### GOAL
All of the material below is to be returned exactly.

### Data entries
□ □ □ □
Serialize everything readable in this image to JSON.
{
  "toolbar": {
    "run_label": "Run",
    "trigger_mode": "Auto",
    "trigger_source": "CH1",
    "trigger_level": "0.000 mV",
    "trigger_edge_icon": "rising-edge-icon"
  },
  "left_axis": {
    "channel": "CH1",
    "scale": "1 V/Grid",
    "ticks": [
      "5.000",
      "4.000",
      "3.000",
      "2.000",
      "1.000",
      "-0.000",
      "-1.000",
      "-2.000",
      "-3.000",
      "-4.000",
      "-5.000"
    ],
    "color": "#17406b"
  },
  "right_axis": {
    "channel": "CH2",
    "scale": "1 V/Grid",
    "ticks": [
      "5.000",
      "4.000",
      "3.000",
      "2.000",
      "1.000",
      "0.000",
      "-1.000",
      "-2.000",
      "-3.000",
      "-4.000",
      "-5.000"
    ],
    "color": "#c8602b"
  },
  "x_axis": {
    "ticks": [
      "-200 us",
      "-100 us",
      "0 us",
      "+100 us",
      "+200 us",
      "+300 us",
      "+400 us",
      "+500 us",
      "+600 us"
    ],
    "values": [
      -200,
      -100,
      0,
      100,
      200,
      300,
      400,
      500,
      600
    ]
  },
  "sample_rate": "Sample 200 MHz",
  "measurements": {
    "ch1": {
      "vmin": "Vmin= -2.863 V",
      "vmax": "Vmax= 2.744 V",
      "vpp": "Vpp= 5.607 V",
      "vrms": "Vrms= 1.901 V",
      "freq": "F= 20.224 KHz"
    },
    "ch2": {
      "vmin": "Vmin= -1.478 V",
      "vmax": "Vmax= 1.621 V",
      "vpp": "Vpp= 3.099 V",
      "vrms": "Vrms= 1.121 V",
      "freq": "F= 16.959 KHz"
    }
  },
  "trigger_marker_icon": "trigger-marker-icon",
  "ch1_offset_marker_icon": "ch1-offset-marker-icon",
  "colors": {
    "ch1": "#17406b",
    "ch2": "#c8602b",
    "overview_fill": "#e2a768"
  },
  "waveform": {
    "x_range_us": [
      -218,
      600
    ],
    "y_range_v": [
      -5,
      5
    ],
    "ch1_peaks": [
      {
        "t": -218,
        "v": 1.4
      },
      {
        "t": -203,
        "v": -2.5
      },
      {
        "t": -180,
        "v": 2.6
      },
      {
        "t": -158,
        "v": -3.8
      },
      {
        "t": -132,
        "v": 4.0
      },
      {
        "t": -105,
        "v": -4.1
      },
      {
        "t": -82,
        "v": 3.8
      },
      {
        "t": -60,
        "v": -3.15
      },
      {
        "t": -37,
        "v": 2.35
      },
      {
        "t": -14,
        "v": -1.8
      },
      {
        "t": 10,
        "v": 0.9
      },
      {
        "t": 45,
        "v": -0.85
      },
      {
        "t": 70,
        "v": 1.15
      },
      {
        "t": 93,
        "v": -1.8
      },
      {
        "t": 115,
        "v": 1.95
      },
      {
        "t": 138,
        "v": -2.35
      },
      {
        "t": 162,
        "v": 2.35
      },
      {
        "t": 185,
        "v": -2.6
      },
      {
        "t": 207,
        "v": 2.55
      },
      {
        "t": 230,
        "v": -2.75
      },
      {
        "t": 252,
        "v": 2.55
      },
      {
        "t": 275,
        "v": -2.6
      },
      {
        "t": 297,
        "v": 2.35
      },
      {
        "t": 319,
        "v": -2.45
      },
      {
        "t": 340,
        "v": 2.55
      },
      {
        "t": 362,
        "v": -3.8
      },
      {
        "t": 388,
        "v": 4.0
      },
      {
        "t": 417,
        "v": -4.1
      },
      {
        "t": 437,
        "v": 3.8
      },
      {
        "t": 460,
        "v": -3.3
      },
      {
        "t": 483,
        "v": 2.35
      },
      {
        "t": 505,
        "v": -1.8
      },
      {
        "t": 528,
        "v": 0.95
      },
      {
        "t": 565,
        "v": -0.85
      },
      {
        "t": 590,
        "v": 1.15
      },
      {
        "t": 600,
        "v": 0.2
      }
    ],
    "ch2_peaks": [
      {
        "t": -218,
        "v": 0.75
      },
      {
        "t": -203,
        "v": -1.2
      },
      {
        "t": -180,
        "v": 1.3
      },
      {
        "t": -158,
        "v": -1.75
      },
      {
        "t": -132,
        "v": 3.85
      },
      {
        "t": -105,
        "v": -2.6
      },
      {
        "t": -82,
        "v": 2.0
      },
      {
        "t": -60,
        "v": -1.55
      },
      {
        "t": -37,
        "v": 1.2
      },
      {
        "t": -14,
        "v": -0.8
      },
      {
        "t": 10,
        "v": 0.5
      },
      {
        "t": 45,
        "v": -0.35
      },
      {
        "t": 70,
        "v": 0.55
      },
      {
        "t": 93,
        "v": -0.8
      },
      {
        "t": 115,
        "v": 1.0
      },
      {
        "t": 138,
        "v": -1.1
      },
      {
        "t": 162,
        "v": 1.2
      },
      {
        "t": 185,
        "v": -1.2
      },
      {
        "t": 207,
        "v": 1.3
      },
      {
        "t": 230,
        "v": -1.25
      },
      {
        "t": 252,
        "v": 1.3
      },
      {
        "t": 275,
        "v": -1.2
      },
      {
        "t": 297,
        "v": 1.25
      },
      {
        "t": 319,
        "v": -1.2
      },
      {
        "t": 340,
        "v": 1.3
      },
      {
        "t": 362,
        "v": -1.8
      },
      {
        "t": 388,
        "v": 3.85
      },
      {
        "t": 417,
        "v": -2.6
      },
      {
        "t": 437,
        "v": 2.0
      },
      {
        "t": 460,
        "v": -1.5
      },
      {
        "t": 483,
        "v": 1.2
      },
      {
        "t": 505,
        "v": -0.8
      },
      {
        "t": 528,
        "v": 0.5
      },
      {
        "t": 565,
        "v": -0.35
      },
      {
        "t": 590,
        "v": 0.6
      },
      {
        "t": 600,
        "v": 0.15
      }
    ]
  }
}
□ □ □ □
### COMPLETE RESPONSE
Serialize everything readable in this image to JSON.
{
  "toolbar": {
    "run_label": "Run",
    "trigger_mode": "Auto",
    "trigger_source": "CH1",
    "trigger_level": "0.000 mV",
    "trigger_edge_icon": "rising-edge-icon"
  },
  "left_axis": {
    "channel": "CH1",
    "scale": "1 V/Grid",
    "ticks": [
      "5.000",
      "4.000",
      "3.000",
      "2.000",
      "1.000",
      "-0.000",
      "-1.000",
      "-2.000",
      "-3.000",
      "-4.000",
      "-5.000"
    ],
    "color": "#17406b"
  },
  "right_axis": {
    "channel": "CH2",
    "scale": "1 V/Grid",
    "ticks": [
      "5.000",
      "4.000",
      "3.000",
      "2.000",
      "1.000",
      "0.000",
      "-1.000",
      "-2.000",
      "-3.000",
      "-4.000",
      "-5.000"
    ],
    "color": "#c8602b"
  },
  "x_axis": {
    "ticks": [
      "-200 us",
      "-100 us",
      "0 us",
      "+100 us",
      "+200 us",
      "+300 us",
      "+400 us",
      "+500 us",
      "+600 us"
    ],
    "values": [
      -200,
      -100,
      0,
      100,
      200,
      300,
      400,
      500,
      600
    ]
  },
  "sample_rate": "Sample 200 MHz",
  "measurements": {
    "ch1": {
      "vmin": "Vmin= -2.863 V",
      "vmax": "Vmax= 2.744 V",
      "vpp": "Vpp= 5.607 V",
      "vrms": "Vrms= 1.901 V",
      "freq": "F= 20.224 KHz"
    },
    "ch2": {
      "vmin": "Vmin= -1.478 V",
      "vmax": "Vmax= 1.621 V",
      "vpp": "Vpp= 3.099 V",
      "vrms": "Vrms= 1.121 V",
      "freq": "F= 16.959 KHz"
    }
  },
  "trigger_marker_icon": "trigger-marker-icon",
  "ch1_offset_marker_icon": "ch1-offset-marker-icon",
  "colors": {
    "ch1": "#17406b",
    "ch2": "#c8602b",
    "overview_fill": "#e2a768"
  },
  "waveform": {
    "x_range_us": [
      -218,
      600
    ],
    "y_range_v": [
      -5,
      5
    ],
    "ch1_peaks": [
      {
        "t": -218,
        "v": 1.4
      },
      {
        "t": -203,
        "v": -2.5
      },
      {
        "t": -180,
        "v": 2.6
      },
      {
        "t": -158,
        "v": -3.8
      },
      {
        "t": -132,
        "v": 4.0
      },
      {
        "t": -105,
        "v": -4.1
      },
      {
        "t": -82,
        "v": 3.8
      },
      {
        "t": -60,
        "v": -3.15
      },
      {
        "t": -37,
        "v": 2.35
      },
      {
        "t": -14,
        "v": -1.8
      },
      {
        "t": 10,
        "v": 0.9
      },
      {
        "t": 45,
        "v": -0.85
      },
      {
        "t": 70,
        "v": 1.15
      },
      {
        "t": 93,
        "v": -1.8
      },
      {
        "t": 115,
        "v": 1.95
      },
      {
        "t": 138,
        "v": -2.35
      },
      {
        "t": 162,
        "v": 2.35
      },
      {
        "t": 185,
        "v": -2.6
      },
      {
        "t": 207,
        "v": 2.55
      },
      {
        "t": 230,
        "v": -2.75
      },
      {
        "t": 252,
        "v": 2.55
      },
      {
        "t": 275,
        "v": -2.6
      },
      {
        "t": 297,
        "v": 2.35
      },
      {
        "t": 319,
        "v": -2.45
      },
      {
        "t": 340,
        "v": 2.55
      },
      {
        "t": 362,
        "v": -3.8
      },
      {
        "t": 388,
        "v": 4.0
      },
      {
        "t": 417,
        "v": -4.1
      },
      {
        "t": 437,
        "v": 3.8
      },
      {
        "t": 460,
        "v": -3.3
      },
      {
        "t": 483,
        "v": 2.35
      },
      {
        "t": 505,
        "v": -1.8
      },
      {
        "t": 528,
        "v": 0.95
      },
      {
        "t": 565,
        "v": -0.85
      },
      {
        "t": 590,
        "v": 1.15
      },
      {
        "t": 600,
        "v": 0.2
      }
    ],
    "ch2_peaks": [
      {
        "t": -218,
        "v": 0.75
      },
      {
        "t": -203,
        "v": -1.2
      },
      {
        "t": -180,
        "v": 1.3
      },
      {
        "t": -158,
        "v": -1.75
      },
      {
        "t": -132,
        "v": 3.85
      },
      {
        "t": -105,
        "v": -2.6
      },
      {
        "t": -82,
        "v": 2.0
      },
      {
        "t": -60,
        "v": -1.55
      },
      {
        "t": -37,
        "v": 1.2
      },
      {
        "t": -14,
        "v": -0.8
      },
      {
        "t": 10,
        "v": 0.5
      },
      {
        "t": 45,
        "v": -0.35
      },
      {
        "t": 70,
        "v": 0.55
      },
      {
        "t": 93,
        "v": -0.8
      },
      {
        "t": 115,
        "v": 1.0
      },
      {
        "t": 138,
        "v": -1.1
      },
      {
        "t": 162,
        "v": 1.2
      },
      {
        "t": 185,
        "v": -1.2
      },
      {
        "t": 207,
        "v": 1.3
      },
      {
        "t": 230,
        "v": -1.25
      },
      {
        "t": 252,
        "v": 1.3
      },
      {
        "t": 275,
        "v": -1.2
      },
      {
        "t": 297,
        "v": 1.25
      },
      {
        "t": 319,
        "v": -1.2
      },
      {
        "t": 340,
        "v": 1.3
      },
      {
        "t": 362,
        "v": -1.8
      },
      {
        "t": 388,
        "v": 3.85
      },
      {
        "t": 417,
        "v": -2.6
      },
      {
        "t": 437,
        "v": 2.0
      },
      {
        "t": 460,
        "v": -1.5
      },
      {
        "t": 483,
        "v": 1.2
      },
      {
        "t": 505,
        "v": -0.8
      },
      {
        "t": 528,
        "v": 0.5
      },
      {
        "t": 565,
        "v": -0.35
      },
      {
        "t": 590,
        "v": 0.6
      },
      {
        "t": 600,
        "v": 0.15
      }
    ]
  }
}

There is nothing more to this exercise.